Short problem: Retype the material below. Keep every word exactly as it is.
———
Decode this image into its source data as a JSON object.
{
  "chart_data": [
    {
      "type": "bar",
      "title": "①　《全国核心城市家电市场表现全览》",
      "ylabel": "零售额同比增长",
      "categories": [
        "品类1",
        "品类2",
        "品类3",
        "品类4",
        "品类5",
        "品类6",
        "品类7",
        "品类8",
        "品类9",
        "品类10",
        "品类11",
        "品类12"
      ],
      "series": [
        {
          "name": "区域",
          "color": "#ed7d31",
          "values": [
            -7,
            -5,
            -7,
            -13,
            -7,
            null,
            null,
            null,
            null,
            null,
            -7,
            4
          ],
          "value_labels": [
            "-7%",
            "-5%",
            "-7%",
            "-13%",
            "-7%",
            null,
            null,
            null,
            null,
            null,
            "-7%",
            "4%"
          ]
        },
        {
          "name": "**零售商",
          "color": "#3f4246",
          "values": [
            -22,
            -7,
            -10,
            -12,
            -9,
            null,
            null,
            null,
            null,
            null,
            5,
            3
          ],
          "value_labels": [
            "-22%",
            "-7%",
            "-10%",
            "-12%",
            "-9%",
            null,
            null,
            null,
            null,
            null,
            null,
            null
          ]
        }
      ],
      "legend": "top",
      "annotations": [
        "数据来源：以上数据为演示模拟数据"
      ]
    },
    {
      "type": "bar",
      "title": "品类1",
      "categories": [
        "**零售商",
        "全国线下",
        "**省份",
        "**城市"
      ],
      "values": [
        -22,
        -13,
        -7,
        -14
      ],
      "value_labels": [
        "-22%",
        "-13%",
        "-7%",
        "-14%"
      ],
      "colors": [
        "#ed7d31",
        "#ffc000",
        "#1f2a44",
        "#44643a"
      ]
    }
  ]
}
———
Result:
Decode this image into its source data as a JSON object.
{
  "chart_data": [
    {
      "type": "bar",
      "title": "①　《全国核心城市家电市场表现全览》",
      "ylabel": "零售额同比增长",
      "categories": [
        "品类1",
        "品类2",
        "品类3",
        "品类4",
        "品类5",
        "品类6",
        "品类7",
        "品类8",
        "品类9",
        "品类10",
        "品类11",
        "品类12"
      ],
      "series": [
        {
          "name": "区域",
          "color": "#ed7d31",
          "values": [
            -7,
            -5,
            -7,
            -13,
            -7,
            null,
            null,
            null,
            null,
            null,
            -7,
            4
          ],
          "value_labels": [
            "-7%",
            "-5%",
            "-7%",
            "-13%",
            "-7%",
            null,
            null,
            null,
            null,
            null,
            "-7%",
            "4%"
          ]
        },
        {
          "name": "**零售商",
          "color": "#3f4246",
          "values": [
            -22,
            -7,
            -10,
            -12,
            -9,
            null,
            null,
            null,
            null,
            null,
            5,
            3
          ],
          "value_labels": [
            "-22%",
            "-7%",
            "-10%",
            "-12%",
            "-9%",
            null,
            null,
            null,
            null,
            null,
            null,
            null
          ]
        }
      ],
      "legend": "top",
      "annotations": [
        "数据来源：以上数据为演示模拟数据"
      ]
    },
    {
      "type": "bar",
      "title": "品类1",
      "categories": [
        "**零售商",
        "全国线下",
        "**省份",
        "**城市"
      ],
      "values": [
        -22,
        -13,
        -7,
        -14
      ],
      "value_labels": [
        "-22%",
        "-13%",
        "-7%",
        "-14%"
      ],
      "colors": [
        "#ed7d31",
        "#ffc000",
        "#1f2a44",
        "#44643a"
      ]
    }
  ]
}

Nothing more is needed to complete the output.